#### DATA FOR PROCESSING ####

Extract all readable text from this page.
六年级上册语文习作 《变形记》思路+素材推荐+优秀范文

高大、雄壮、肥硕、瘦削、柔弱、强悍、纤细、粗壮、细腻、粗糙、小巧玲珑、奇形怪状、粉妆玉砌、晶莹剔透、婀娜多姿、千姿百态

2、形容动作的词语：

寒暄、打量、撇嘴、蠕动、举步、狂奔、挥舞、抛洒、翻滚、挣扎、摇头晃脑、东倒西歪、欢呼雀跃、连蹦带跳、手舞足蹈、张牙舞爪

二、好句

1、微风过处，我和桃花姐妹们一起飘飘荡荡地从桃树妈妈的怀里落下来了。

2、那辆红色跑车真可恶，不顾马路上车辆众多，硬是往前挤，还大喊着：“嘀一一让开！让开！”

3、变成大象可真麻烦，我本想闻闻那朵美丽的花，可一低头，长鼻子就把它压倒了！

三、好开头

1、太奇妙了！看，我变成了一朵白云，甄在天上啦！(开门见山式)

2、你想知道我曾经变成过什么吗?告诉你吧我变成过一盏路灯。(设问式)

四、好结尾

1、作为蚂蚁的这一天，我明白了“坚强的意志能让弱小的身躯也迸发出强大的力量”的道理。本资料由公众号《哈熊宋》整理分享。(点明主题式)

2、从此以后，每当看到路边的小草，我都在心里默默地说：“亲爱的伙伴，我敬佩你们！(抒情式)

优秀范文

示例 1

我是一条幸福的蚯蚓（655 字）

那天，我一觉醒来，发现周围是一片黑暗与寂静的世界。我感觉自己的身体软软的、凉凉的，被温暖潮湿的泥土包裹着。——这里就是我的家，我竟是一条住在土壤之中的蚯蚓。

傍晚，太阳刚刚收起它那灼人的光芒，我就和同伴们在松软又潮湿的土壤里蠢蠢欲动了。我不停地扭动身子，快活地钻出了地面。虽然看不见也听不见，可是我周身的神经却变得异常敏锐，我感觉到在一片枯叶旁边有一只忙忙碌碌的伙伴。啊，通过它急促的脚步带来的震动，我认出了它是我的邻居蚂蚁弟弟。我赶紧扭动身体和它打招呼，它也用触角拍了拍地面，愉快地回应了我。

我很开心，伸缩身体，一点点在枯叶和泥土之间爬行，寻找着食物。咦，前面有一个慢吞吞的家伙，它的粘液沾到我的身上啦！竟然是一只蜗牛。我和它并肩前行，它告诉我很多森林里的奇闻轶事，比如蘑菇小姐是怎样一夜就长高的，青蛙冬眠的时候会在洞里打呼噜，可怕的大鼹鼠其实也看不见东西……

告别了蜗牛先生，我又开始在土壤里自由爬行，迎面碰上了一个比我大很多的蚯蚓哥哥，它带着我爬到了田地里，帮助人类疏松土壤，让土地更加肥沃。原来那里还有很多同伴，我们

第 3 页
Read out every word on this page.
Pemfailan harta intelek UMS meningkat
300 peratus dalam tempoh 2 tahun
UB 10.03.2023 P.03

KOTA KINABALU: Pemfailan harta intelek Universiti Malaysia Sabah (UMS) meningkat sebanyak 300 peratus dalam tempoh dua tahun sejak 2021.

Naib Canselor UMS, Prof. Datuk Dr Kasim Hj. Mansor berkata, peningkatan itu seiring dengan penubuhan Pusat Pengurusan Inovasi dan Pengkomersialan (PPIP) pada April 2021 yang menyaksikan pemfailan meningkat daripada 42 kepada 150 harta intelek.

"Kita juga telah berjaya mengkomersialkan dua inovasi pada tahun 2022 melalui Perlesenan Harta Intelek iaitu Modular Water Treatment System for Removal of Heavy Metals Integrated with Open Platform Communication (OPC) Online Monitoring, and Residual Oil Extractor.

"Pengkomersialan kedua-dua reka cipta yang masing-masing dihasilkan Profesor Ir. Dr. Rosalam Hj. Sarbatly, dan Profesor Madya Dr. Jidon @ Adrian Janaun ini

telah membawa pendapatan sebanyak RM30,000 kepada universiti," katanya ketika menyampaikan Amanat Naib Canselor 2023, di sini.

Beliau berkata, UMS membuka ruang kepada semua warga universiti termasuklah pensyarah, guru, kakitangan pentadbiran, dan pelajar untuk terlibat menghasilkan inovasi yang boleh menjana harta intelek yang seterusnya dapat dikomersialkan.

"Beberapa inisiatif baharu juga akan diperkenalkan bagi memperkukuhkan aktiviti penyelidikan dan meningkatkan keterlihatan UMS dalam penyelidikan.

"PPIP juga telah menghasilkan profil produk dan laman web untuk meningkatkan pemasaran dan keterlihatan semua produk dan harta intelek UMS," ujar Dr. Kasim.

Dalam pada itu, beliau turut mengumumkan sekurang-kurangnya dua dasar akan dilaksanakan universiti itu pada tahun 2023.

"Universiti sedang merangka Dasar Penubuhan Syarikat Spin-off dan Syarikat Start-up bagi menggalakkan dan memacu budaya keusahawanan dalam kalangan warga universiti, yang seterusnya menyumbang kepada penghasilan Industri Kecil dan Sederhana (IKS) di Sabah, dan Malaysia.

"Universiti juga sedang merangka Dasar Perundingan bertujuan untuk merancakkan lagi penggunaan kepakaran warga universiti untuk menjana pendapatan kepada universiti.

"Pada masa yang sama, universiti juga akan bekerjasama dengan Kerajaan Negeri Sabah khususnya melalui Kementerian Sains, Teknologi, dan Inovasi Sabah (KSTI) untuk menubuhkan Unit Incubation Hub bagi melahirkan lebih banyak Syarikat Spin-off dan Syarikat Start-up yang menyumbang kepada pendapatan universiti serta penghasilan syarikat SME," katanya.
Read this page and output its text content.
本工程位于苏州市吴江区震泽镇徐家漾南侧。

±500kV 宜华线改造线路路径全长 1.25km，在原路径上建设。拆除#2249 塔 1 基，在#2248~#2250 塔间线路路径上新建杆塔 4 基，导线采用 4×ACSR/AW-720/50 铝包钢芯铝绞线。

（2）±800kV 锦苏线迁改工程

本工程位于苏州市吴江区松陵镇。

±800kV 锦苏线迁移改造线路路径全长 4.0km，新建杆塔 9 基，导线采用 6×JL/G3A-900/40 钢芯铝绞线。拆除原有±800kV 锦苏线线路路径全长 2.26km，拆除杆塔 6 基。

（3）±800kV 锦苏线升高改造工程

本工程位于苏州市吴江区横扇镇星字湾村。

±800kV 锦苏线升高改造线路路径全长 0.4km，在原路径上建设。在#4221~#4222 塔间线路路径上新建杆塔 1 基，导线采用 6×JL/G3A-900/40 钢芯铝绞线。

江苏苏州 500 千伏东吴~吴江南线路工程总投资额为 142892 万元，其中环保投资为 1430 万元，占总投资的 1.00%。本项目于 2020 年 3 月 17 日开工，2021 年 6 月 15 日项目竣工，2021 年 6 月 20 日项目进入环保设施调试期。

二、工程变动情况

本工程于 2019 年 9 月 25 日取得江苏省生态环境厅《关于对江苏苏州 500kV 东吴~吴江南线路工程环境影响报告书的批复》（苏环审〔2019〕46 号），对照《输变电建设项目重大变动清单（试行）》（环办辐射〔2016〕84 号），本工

####

=== EXERCISE DETAILS ===
How many of the listing's lines contain "peratus"? Respond with a single number and nothing else.

=== RESPONSE TO THE TASK ===
2